### DATA ROWS:
________

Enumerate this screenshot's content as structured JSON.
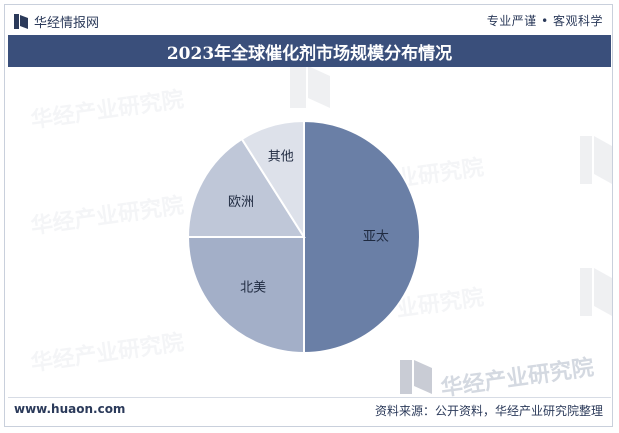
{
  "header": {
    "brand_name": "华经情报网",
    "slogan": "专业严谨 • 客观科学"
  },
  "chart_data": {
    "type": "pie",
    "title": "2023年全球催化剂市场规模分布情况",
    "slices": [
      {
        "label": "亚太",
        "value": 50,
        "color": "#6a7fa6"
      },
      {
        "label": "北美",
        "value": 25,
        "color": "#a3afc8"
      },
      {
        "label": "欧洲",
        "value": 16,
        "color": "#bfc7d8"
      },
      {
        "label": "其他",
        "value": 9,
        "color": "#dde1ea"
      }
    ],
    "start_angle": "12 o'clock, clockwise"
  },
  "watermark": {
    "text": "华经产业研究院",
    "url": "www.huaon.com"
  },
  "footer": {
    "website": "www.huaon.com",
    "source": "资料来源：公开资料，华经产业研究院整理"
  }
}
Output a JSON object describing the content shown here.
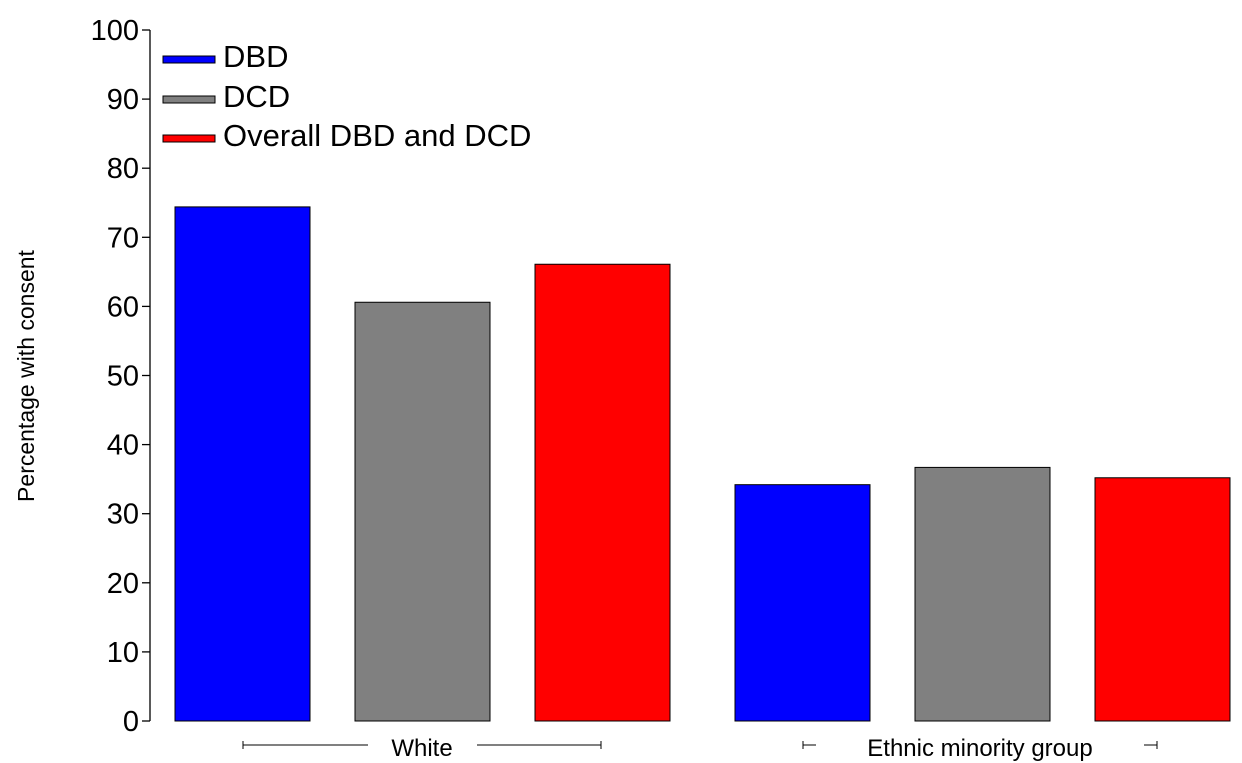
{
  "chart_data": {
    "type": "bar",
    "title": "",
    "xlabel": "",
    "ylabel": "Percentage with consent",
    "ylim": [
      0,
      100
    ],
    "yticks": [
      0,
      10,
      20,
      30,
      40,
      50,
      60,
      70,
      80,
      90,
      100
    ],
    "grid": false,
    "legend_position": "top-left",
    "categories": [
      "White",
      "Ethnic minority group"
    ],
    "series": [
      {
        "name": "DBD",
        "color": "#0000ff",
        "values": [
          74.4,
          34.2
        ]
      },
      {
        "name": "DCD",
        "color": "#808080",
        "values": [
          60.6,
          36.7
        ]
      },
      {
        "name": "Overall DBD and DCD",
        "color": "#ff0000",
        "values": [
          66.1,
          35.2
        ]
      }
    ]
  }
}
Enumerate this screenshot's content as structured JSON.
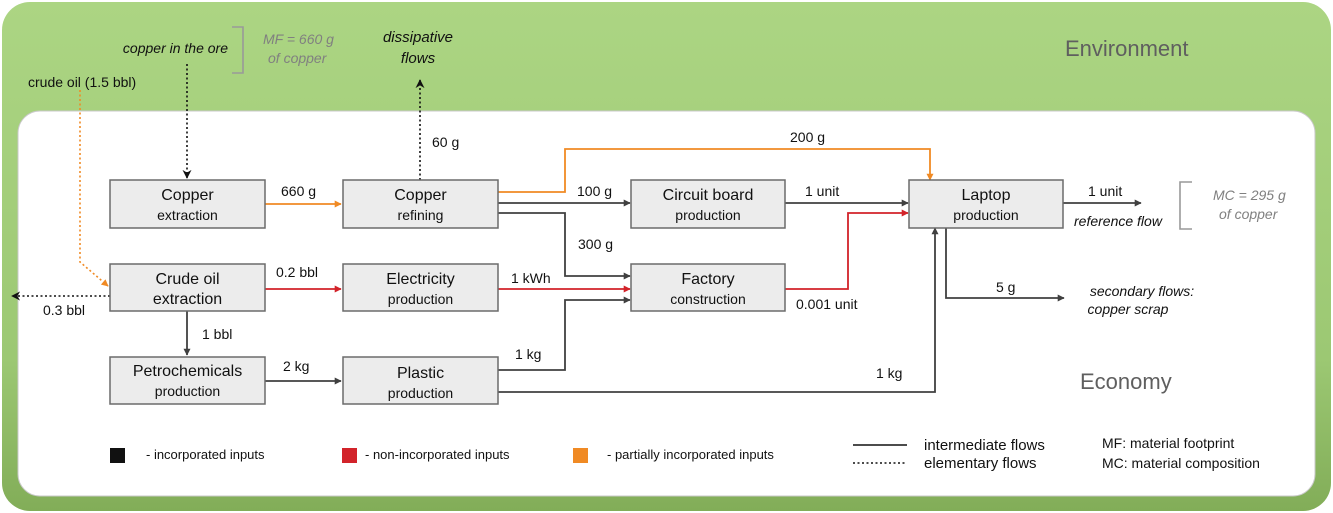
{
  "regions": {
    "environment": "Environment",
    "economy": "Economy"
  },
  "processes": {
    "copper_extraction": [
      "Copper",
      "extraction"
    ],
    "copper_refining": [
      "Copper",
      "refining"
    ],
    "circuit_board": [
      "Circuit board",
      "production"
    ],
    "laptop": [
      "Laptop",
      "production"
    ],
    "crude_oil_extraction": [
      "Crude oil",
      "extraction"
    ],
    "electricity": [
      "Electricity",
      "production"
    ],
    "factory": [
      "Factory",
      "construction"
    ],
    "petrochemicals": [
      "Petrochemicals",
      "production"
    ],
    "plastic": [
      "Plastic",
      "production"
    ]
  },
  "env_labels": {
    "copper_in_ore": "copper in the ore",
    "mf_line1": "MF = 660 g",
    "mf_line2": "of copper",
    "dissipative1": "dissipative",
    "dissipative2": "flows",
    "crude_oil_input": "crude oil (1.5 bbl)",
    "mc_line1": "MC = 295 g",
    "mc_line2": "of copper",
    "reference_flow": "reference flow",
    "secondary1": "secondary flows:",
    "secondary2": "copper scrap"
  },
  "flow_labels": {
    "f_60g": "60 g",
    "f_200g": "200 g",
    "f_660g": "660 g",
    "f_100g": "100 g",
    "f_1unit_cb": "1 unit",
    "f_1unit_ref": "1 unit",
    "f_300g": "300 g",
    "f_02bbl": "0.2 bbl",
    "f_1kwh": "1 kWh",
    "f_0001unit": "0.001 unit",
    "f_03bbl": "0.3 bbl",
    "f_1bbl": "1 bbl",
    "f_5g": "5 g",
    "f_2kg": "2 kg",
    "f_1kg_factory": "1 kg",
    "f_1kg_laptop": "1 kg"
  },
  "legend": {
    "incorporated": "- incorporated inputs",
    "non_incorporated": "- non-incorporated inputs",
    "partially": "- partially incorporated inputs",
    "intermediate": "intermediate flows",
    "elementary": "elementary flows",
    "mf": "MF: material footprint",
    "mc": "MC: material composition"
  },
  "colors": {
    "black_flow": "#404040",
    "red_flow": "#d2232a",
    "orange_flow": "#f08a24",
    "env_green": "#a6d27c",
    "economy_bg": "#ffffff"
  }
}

________

### GIVEN INSTRUCTION:
Only the number is wanted: how many lines in the entries above contain the word "unit"?

### ANSWER TO THIS PROBLEM:
3